INSTRUCTIONS FOR THE TASK: Find all lines in the records that include the word "Presidential", and copy them out.
:: RAW RECORDS
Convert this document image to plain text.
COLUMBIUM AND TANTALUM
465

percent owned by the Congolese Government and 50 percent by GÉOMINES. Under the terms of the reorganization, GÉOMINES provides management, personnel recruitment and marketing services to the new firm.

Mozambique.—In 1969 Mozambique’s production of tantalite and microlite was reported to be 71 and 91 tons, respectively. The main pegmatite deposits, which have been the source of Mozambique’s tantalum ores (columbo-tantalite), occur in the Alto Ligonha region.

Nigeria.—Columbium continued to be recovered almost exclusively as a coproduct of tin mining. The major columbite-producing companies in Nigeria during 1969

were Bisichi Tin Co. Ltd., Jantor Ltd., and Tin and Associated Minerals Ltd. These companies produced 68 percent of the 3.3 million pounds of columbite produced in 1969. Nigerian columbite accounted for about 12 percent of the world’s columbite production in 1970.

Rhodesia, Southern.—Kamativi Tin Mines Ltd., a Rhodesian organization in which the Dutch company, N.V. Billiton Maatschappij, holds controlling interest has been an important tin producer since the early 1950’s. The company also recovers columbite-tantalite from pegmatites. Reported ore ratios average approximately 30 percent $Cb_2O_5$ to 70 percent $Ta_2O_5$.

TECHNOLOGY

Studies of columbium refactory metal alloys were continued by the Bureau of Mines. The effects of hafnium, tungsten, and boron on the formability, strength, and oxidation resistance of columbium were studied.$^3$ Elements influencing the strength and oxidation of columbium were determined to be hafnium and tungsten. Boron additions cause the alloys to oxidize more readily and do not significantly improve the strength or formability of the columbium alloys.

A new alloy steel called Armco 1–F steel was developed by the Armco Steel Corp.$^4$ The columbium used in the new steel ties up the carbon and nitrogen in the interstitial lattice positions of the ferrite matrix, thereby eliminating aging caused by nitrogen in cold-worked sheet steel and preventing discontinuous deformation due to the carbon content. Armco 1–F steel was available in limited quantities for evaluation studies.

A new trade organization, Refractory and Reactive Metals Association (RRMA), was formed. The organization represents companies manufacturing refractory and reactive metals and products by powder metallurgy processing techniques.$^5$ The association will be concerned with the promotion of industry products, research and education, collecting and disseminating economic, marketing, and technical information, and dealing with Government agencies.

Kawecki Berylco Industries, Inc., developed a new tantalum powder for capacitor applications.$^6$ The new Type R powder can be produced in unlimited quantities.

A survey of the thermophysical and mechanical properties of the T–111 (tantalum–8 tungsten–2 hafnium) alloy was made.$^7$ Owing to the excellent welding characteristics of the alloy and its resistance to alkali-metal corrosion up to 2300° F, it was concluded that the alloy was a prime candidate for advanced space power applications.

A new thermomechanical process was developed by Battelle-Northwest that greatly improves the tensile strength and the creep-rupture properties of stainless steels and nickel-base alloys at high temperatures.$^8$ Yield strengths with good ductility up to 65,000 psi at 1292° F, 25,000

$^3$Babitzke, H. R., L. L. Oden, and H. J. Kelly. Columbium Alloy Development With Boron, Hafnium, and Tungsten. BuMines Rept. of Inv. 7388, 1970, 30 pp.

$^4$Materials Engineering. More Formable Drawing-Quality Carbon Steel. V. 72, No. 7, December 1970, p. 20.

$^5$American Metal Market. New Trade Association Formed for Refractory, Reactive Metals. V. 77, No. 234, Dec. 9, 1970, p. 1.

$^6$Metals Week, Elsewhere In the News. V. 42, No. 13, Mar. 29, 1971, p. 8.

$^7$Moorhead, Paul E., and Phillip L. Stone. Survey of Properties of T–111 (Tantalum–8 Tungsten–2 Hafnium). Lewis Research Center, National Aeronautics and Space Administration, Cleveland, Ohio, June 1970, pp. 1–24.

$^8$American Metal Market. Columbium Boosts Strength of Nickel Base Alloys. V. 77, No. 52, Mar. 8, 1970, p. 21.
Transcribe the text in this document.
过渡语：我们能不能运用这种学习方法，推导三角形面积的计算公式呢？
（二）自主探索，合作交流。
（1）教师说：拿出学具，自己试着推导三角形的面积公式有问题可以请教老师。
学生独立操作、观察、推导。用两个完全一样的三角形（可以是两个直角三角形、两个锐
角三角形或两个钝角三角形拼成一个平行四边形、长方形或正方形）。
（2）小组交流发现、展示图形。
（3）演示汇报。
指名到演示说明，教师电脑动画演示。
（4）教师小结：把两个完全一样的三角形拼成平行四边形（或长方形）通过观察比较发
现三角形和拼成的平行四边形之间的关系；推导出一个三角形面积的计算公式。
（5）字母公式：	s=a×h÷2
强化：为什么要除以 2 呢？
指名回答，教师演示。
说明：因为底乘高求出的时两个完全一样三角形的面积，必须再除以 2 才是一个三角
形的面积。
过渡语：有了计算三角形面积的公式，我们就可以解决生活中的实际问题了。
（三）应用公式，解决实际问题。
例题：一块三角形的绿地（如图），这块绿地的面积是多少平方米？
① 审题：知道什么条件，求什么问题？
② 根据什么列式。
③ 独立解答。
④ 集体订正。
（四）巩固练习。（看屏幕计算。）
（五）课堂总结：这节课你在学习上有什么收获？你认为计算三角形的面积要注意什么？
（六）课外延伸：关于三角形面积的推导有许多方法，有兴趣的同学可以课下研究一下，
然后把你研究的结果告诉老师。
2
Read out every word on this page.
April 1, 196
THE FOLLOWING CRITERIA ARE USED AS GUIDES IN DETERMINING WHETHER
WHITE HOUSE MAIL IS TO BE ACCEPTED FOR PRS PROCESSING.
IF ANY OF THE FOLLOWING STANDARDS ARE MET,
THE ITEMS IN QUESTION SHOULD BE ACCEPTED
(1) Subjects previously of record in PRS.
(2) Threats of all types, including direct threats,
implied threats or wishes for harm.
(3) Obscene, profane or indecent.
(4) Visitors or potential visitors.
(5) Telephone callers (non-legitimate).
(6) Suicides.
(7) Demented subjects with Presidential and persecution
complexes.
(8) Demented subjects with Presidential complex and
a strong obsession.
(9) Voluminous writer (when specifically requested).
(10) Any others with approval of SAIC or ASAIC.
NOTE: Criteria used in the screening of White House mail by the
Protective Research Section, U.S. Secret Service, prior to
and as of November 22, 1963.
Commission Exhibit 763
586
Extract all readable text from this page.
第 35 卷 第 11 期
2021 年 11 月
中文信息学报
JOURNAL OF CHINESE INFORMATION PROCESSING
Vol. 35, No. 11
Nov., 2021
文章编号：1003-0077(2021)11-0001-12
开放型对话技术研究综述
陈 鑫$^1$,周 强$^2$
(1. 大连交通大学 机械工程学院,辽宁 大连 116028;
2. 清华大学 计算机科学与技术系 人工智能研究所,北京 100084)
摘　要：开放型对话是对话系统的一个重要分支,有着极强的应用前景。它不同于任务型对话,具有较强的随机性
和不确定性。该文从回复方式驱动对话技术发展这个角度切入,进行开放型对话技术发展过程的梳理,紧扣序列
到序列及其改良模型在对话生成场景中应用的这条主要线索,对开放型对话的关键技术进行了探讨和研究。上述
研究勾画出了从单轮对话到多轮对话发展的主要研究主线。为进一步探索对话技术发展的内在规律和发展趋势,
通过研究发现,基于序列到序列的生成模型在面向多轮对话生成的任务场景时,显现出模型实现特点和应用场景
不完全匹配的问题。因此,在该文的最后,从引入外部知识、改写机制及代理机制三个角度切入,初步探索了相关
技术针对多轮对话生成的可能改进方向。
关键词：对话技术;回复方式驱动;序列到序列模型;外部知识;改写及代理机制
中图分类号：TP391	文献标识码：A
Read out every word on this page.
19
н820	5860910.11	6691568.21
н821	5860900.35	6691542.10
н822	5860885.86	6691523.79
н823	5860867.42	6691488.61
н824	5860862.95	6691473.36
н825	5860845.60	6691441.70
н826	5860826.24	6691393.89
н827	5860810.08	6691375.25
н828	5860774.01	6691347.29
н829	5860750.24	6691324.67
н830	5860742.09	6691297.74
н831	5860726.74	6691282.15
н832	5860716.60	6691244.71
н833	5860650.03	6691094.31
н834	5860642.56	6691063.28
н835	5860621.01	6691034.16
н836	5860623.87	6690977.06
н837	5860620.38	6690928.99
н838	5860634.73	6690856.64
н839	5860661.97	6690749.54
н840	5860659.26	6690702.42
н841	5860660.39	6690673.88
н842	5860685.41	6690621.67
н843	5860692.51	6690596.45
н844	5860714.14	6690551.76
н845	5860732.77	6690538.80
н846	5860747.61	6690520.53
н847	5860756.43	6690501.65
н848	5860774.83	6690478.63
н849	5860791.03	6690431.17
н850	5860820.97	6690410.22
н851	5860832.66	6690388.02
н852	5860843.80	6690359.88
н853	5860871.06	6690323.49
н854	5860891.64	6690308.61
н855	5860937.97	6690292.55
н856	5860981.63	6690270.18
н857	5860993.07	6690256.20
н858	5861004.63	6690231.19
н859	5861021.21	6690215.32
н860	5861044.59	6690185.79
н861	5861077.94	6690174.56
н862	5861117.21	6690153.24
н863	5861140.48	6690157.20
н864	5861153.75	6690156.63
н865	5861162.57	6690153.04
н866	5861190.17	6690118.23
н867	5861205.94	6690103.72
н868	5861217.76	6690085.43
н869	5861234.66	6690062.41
::::
CORRECT OUTPUT:
(7) Demented subjects with Presidential and persecution
(8) Demented subjects with Presidential complex and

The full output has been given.